### Task requirements
Looking through the listing, how many of its lines hold the word "用四舍五入法把"? Answer with only the number.

### Data for this exercise
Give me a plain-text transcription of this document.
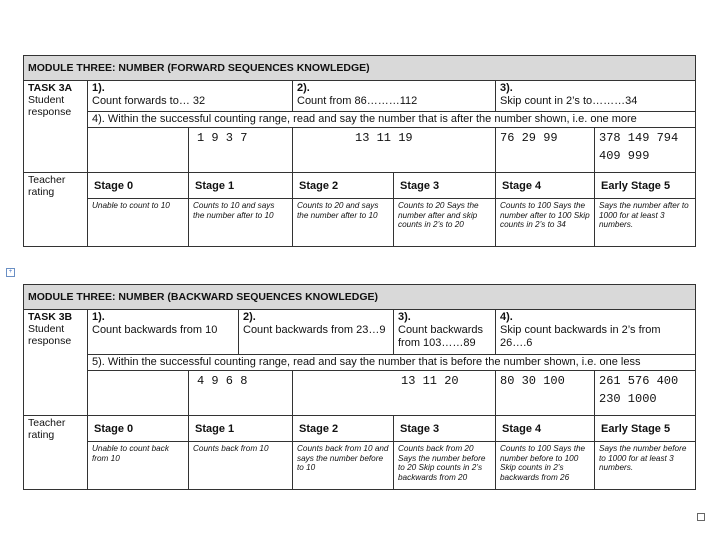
MODULE THREE: NUMBER (FORWARD SEQUENCES KNOWLEDGE)						
TASK 3A
Student
response	1).
Count forwards to… 32		2).
Count from 86………112		3).
Skip count in 2’s to………34	
	4). Within the successful counting range, read and say the number that is after the number shown, i.e. one more					
		1 9 3 7	13 11 19		76 29 99	378 149 794 409 999
Teacher rating	Stage 0	Stage 1	Stage 2	Stage 3	Stage 4	Early Stage 5
	Unable to count to 10	Counts to 10 and says the number after to 10	Counts to 20 and says the number after to 10	Counts to 20 Says the number after and skip counts in 2’s to 20	Counts to 100 Says the number after to 100 Skip counts in 2’s to 34	Says the number after to 1000 for at least 3 numbers.
+
MODULE THREE: NUMBER (BACKWARD SEQUENCES KNOWLEDGE)							
TASK 3B
Student
response	1).
Count backwards from 10		2).
Count backwards from 23…9		3).
Count backwards from 103……89	4).
Skip count backwards in 2’s from 26….6	
	5). Within the successful counting range, read and say the number that is before the number shown, i.e. one less						
		4 9 6 8		13 11 20		80 30 100	261 576 400 230 1000
Teacher rating	Stage 0	Stage 1		Stage 2	Stage 3	Stage 4	Early Stage 5
	Unable to count back from 10	Counts back from 10		Counts back from 10 and says the number before to 10	Counts back from 20 Says the number before to 20 Skip counts in 2’s backwards from 20	Counts to 100 Says the number before to 100 Skip counts in 2’s backwards from 26	Says the number before to 1000 for at least 3 numbers.
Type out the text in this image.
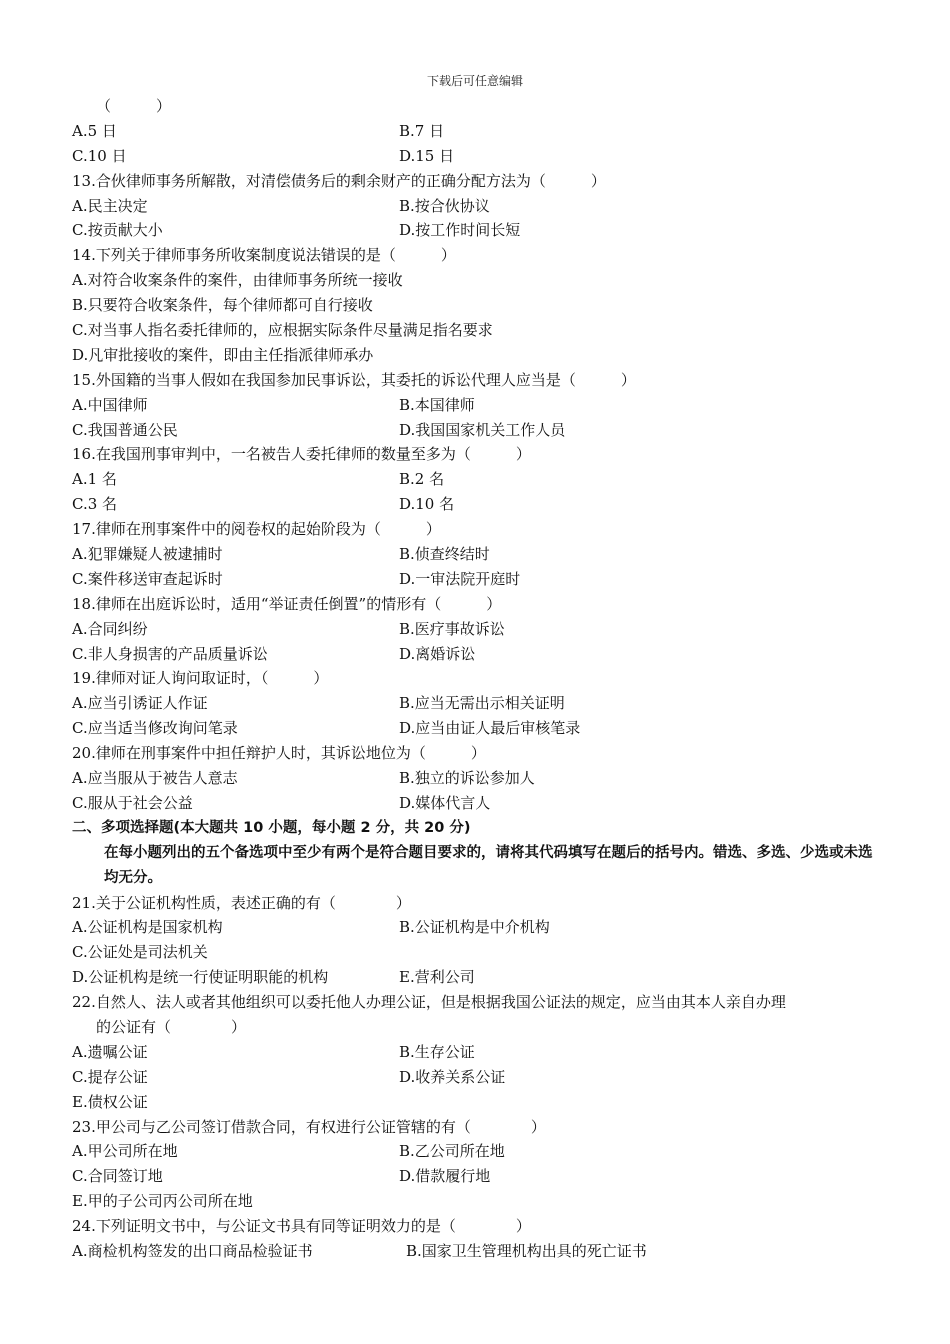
下载后可任意编辑
（　　　）
A.5 日	B.7 日
C.10 日	D.15 日
13.合伙律师事务所解散，对清偿债务后的剩余财产的正确分配方法为（　　　）
A.民主决定	B.按合伙协议
C.按贡献大小	D.按工作时间长短
14.下列关于律师事务所收案制度说法错误的是（　　　）
A.对符合收案条件的案件，由律师事务所统一接收
B.只要符合收案条件，每个律师都可自行接收
C.对当事人指名委托律师的，应根据实际条件尽量满足指名要求
D.凡审批接收的案件，即由主任指派律师承办
15.外国籍的当事人假如在我国参加民事诉讼，其委托的诉讼代理人应当是（　　　）
A.中国律师	B.本国律师
C.我国普通公民	D.我国国家机关工作人员
16.在我国刑事审判中，一名被告人委托律师的数量至多为（　　　）
A.1 名	B.2 名
C.3 名	D.10 名
17.律师在刑事案件中的阅卷权的起始阶段为（　　　）
A.犯罪嫌疑人被逮捕时	B.侦查终结时
C.案件移送审查起诉时	D.一审法院开庭时
18.律师在出庭诉讼时，适用“举证责任倒置”的情形有（　　　）
A.合同纠纷	B.医疗事故诉讼
C.非人身损害的产品质量诉讼	D.离婚诉讼
19.律师对证人询问取证时，（　　　）
A.应当引诱证人作证	B.应当无需出示相关证明
C.应当适当修改询问笔录	D.应当由证人最后审核笔录
20.律师在刑事案件中担任辩护人时，其诉讼地位为（　　　）
A.应当服从于被告人意志	B.独立的诉讼参加人
C.服从于社会公益	D.媒体代言人
二、多项选择题(本大题共 10 小题，每小题 2 分，共 20 分)
在每小题列出的五个备选项中至少有两个是符合题目要求的，请将其代码填写在题后的括号内。错选、多选、少选或未选均无分。
21.关于公证机构性质，表述正确的有（　　　　）
A.公证机构是国家机构	B.公证机构是中介机构
C.公证处是司法机关
D.公证机构是统一行使证明职能的机构	E.营利公司
22.自然人、法人或者其他组织可以委托他人办理公证，但是根据我国公证法的规定，应当由其本人亲自办理
的公证有（　　　　）
A.遗嘱公证	B.生存公证
C.提存公证	D.收养关系公证
E.债权公证
23.甲公司与乙公司签订借款合同，有权进行公证管辖的有（　　　　）
A.甲公司所在地	B.乙公司所在地
C.合同签订地	D.借款履行地
E.甲的子公司丙公司所在地
24.下列证明文书中，与公证文书具有同等证明效力的是（　　　　）
A.商检机构签发的出口商品检验证书	B.国家卫生管理机构出具的死亡证书
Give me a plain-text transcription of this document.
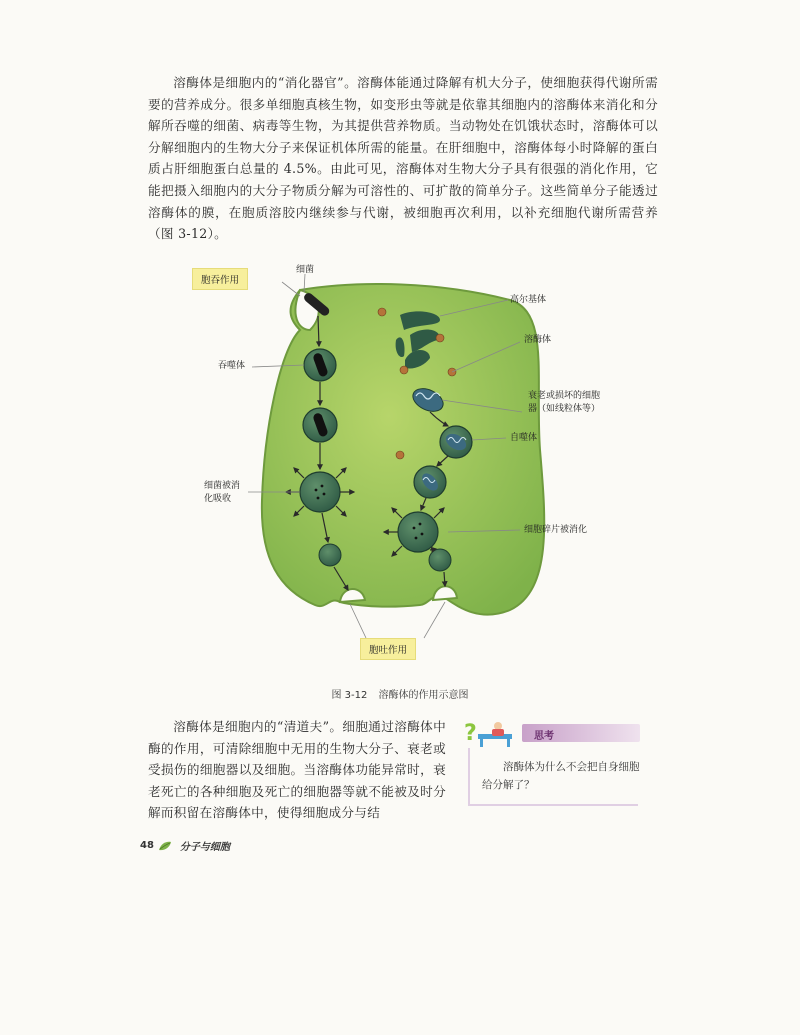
溶酶体是细胞内的“消化器官”。溶酶体能通过降解有机大分子，使细胞获得代谢所需要的营养成分。很多单细胞真核生物，如变形虫等就是依靠其细胞内的溶酶体来消化和分解所吞噬的细菌、病毒等生物，为其提供营养物质。当动物处在饥饿状态时，溶酶体可以分解细胞内的生物大分子来保证机体所需的能量。在肝细胞中，溶酶体每小时降解的蛋白质占肝细胞蛋白总量的 4.5%。由此可见，溶酶体对生物大分子具有很强的消化作用，它能把摄入细胞内的大分子物质分解为可溶性的、可扩散的简单分子。这些简单分子能透过溶酶体的膜，在胞质溶胶内继续参与代谢，被细胞再次利用，以补充细胞代谢所需营养（图 3-12）。

胞吞作用
细菌
高尔基体
溶酶体
吞噬体
衰老或损坏的细胞
器（如线粒体等）
自噬体
细菌被消
化吸收
细胞碎片被消化
胞吐作用
图 3-12 溶酶体的作用示意图

溶酶体是细胞内的“清道夫”。细胞通过溶酶体中酶的作用，可清除细胞中无用的生物大分子、衰老或受损伤的细胞器以及细胞。当溶酶体功能异常时，衰老死亡的各种细胞及死亡的细胞器等就不能被及时分解而积留在溶酶体中，使得细胞成分与结

?	思考
溶酶体为什么不会把自身细胞给分解了？
48	分子与细胞
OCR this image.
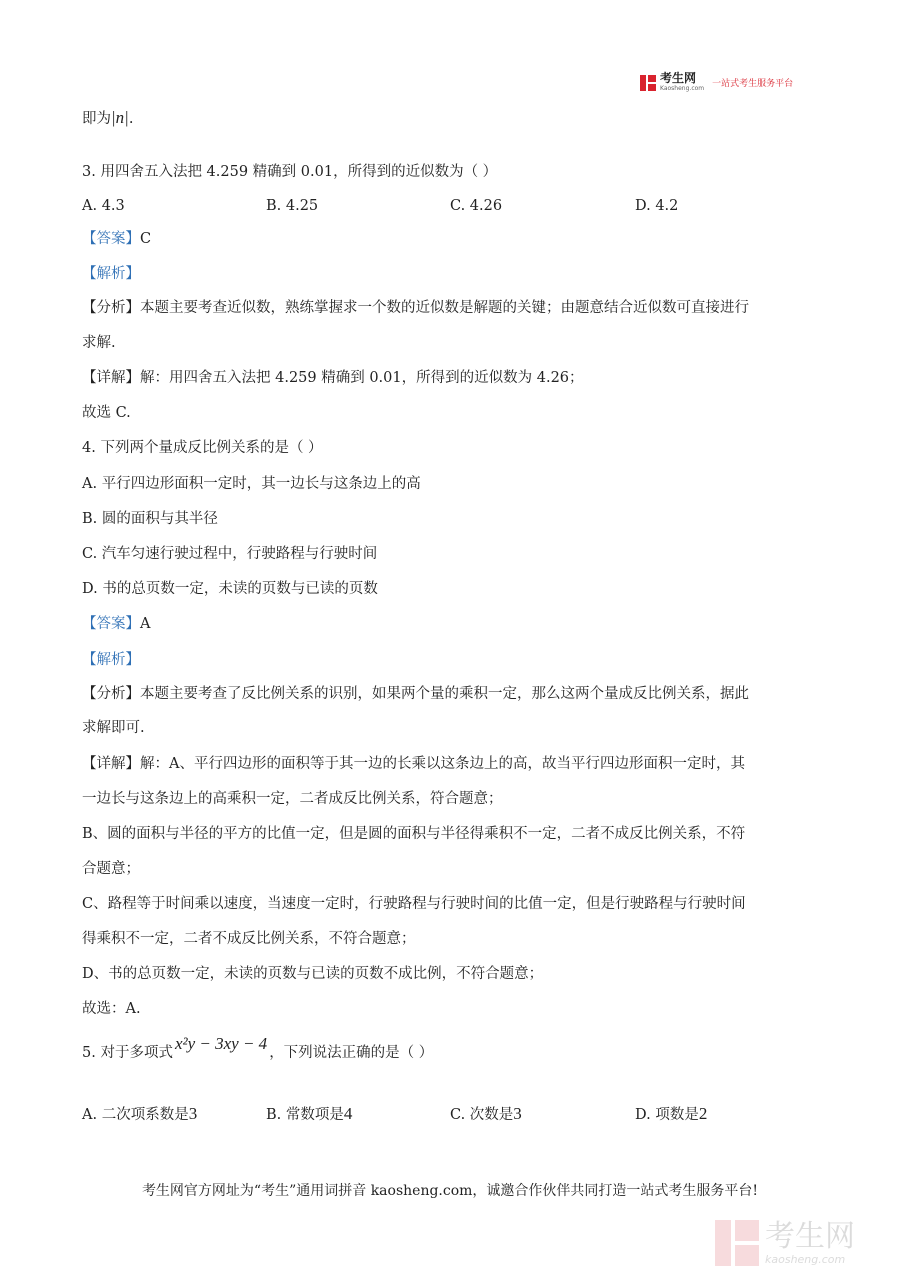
考生网
Kaosheng.com 一站式考生服务平台
即为|n|.
3. 用四舍五入法把 4.259 精确到 0.01，所得到的近似数为（ ）
A. 4.3	B. 4.25	C. 4.26	D. 4.2
【答案】C
【解析】
【分析】本题主要考查近似数，熟练掌握求一个数的近似数是解题的关键；由题意结合近似数可直接进行
求解.
【详解】解：用四舍五入法把 4.259 精确到 0.01，所得到的近似数为 4.26；
故选 C.
4. 下列两个量成反比例关系的是（ ）
A. 平行四边形面积一定时，其一边长与这条边上的高
B. 圆的面积与其半径
C. 汽车匀速行驶过程中，行驶路程与行驶时间
D. 书的总页数一定，未读的页数与已读的页数
【答案】A
【解析】
【分析】本题主要考查了反比例关系的识别，如果两个量的乘积一定，那么这两个量成反比例关系，据此
求解即可.
【详解】解：A、平行四边形的面积等于其一边的长乘以这条边上的高，故当平行四边形面积一定时，其
一边长与这条边上的高乘积一定，二者成反比例关系，符合题意；
B、圆的面积与半径的平方的比值一定，但是圆的面积与半径得乘积不一定，二者不成反比例关系，不符
合题意；
C、路程等于时间乘以速度，当速度一定时，行驶路程与行驶时间的比值一定，但是行驶路程与行驶时间
得乘积不一定，二者不成反比例关系，不符合题意；
D、书的总页数一定，未读的页数与已读的页数不成比例，不符合题意；
故选：A.
5. 对于多项式 x²y − 3xy − 4 ，下列说法正确的是（ ）
A. 二次项系数是3	B. 常数项是4	C. 次数是3	D. 项数是2
考生网官方网址为“考生”通用词拼音 kaosheng.com，诚邀合作伙伴共同打造一站式考生服务平台!
考生网
kaosheng.com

### Correct answer
2